→ LISTED ENTRIES

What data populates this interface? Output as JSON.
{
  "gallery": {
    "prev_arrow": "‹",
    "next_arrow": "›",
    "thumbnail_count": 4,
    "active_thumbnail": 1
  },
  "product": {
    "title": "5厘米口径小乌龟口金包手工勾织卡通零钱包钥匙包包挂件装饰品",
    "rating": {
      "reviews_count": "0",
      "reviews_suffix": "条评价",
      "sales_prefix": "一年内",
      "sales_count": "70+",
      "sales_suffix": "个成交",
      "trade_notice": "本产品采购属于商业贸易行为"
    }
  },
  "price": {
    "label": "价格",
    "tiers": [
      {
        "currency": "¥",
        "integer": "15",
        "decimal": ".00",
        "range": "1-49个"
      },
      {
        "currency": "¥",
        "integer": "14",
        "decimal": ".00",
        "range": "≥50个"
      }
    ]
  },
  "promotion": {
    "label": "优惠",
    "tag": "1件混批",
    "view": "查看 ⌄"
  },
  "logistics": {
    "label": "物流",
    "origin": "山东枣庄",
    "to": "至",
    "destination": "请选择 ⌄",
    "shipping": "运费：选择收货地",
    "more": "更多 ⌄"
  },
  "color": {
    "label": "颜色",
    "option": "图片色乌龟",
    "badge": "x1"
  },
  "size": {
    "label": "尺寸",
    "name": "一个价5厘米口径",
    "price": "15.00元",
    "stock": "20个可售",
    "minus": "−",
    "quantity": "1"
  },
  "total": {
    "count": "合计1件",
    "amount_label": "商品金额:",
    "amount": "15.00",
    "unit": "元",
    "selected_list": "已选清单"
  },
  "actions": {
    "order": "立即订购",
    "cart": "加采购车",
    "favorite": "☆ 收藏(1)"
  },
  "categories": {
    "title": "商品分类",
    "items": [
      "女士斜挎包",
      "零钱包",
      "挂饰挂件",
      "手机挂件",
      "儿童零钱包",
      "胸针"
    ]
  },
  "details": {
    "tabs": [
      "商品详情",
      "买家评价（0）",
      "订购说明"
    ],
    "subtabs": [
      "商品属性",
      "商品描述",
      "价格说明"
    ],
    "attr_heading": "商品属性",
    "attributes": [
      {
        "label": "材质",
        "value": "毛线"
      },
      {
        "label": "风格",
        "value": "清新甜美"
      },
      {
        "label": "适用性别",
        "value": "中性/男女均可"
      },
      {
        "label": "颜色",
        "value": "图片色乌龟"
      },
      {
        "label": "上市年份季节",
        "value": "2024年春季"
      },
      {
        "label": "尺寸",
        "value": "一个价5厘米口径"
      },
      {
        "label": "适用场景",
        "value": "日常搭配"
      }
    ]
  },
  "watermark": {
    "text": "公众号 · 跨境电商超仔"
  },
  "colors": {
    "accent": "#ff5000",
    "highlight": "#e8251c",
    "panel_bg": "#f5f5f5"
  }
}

→ THE REQUEST
Using the exact wording, write out all of the records.

→ OUTPUT OF THE TASK
What data populates this interface? Output as JSON.
{
  "gallery": {
    "prev_arrow": "‹",
    "next_arrow": "›",
    "thumbnail_count": 4,
    "active_thumbnail": 1
  },
  "product": {
    "title": "5厘米口径小乌龟口金包手工勾织卡通零钱包钥匙包包挂件装饰品",
    "rating": {
      "reviews_count": "0",
      "reviews_suffix": "条评价",
      "sales_prefix": "一年内",
      "sales_count": "70+",
      "sales_suffix": "个成交",
      "trade_notice": "本产品采购属于商业贸易行为"
    }
  },
  "price": {
    "label": "价格",
    "tiers": [
      {
        "currency": "¥",
        "integer": "15",
        "decimal": ".00",
        "range": "1-49个"
      },
      {
        "currency": "¥",
        "integer": "14",
        "decimal": ".00",
        "range": "≥50个"
      }
    ]
  },
  "promotion": {
    "label": "优惠",
    "tag": "1件混批",
    "view": "查看 ⌄"
  },
  "logistics": {
    "label": "物流",
    "origin": "山东枣庄",
    "to": "至",
    "destination": "请选择 ⌄",
    "shipping": "运费：选择收货地",
    "more": "更多 ⌄"
  },
  "color": {
    "label": "颜色",
    "option": "图片色乌龟",
    "badge": "x1"
  },
  "size": {
    "label": "尺寸",
    "name": "一个价5厘米口径",
    "price": "15.00元",
    "stock": "20个可售",
    "minus": "−",
    "quantity": "1"
  },
  "total": {
    "count": "合计1件",
    "amount_label": "商品金额:",
    "amount": "15.00",
    "unit": "元",
    "selected_list": "已选清单"
  },
  "actions": {
    "order": "立即订购",
    "cart": "加采购车",
    "favorite": "☆ 收藏(1)"
  },
  "categories": {
    "title": "商品分类",
    "items": [
      "女士斜挎包",
      "零钱包",
      "挂饰挂件",
      "手机挂件",
      "儿童零钱包",
      "胸针"
    ]
  },
  "details": {
    "tabs": [
      "商品详情",
      "买家评价（0）",
      "订购说明"
    ],
    "subtabs": [
      "商品属性",
      "商品描述",
      "价格说明"
    ],
    "attr_heading": "商品属性",
    "attributes": [
      {
        "label": "材质",
        "value": "毛线"
      },
      {
        "label": "风格",
        "value": "清新甜美"
      },
      {
        "label": "适用性别",
        "value": "中性/男女均可"
      },
      {
        "label": "颜色",
        "value": "图片色乌龟"
      },
      {
        "label": "上市年份季节",
        "value": "2024年春季"
      },
      {
        "label": "尺寸",
        "value": "一个价5厘米口径"
      },
      {
        "label": "适用场景",
        "value": "日常搭配"
      }
    ]
  },
  "watermark": {
    "text": "公众号 · 跨境电商超仔"
  },
  "colors": {
    "accent": "#ff5000",
    "highlight": "#e8251c",
    "panel_bg": "#f5f5f5"
  }
}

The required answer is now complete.